═══ Dataset excerpts

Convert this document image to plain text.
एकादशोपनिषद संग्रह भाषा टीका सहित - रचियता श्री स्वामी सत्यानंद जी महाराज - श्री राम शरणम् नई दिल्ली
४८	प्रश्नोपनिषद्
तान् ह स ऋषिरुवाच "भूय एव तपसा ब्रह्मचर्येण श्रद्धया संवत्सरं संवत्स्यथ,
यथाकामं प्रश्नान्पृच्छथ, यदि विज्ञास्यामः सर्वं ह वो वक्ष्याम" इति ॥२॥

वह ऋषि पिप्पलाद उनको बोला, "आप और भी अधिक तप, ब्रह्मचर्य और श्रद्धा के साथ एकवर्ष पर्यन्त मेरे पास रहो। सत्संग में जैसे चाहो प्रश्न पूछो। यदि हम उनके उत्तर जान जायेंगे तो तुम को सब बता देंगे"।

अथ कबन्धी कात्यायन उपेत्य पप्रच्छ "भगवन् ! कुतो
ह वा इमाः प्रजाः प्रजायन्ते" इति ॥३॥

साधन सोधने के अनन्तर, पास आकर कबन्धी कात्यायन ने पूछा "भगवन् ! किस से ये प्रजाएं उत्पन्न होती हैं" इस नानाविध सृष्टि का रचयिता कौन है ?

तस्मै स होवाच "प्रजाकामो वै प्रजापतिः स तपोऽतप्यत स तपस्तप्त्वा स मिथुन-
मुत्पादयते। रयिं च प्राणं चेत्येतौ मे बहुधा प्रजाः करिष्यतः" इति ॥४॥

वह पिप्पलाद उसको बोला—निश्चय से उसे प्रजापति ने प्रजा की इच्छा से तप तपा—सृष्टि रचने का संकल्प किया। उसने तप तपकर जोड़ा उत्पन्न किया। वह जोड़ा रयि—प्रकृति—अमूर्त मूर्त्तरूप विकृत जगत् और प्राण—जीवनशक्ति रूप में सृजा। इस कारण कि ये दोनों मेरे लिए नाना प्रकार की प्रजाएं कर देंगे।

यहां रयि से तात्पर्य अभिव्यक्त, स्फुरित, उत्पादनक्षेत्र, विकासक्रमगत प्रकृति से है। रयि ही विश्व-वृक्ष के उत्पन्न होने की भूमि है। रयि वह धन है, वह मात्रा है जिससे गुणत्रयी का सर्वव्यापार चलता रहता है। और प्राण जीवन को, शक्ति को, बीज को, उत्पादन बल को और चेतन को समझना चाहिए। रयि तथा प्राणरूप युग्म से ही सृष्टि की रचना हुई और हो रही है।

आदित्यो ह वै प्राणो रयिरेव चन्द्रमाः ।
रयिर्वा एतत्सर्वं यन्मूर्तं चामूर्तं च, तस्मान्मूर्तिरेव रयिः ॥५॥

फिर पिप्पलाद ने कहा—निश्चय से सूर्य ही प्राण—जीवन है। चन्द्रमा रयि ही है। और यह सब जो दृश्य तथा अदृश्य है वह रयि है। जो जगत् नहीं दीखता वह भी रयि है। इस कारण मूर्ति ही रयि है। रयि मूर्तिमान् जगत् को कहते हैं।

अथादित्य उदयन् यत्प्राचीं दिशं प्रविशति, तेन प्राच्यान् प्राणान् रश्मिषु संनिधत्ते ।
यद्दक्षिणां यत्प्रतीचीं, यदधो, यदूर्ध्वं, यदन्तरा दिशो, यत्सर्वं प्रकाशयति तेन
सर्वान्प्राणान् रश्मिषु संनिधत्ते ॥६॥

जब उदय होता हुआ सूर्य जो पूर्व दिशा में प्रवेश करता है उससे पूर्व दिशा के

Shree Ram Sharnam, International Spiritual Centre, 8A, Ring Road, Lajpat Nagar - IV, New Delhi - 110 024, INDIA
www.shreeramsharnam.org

══════

What needs to be done: Copy out each line of the records where the string "भगवन" appears.

Response for this exercise:
अथ कबन्धी कात्यायन उपेत्य पप्रच्छ "भगवन् ! कुतो
साधन सोधने के अनन्तर, पास आकर कबन्धी कात्यायन ने पूछा "भगवन् ! किस से ये प्रजाएं उत्पन्न होती हैं" इस नानाविध सृष्टि का रचयिता कौन है ?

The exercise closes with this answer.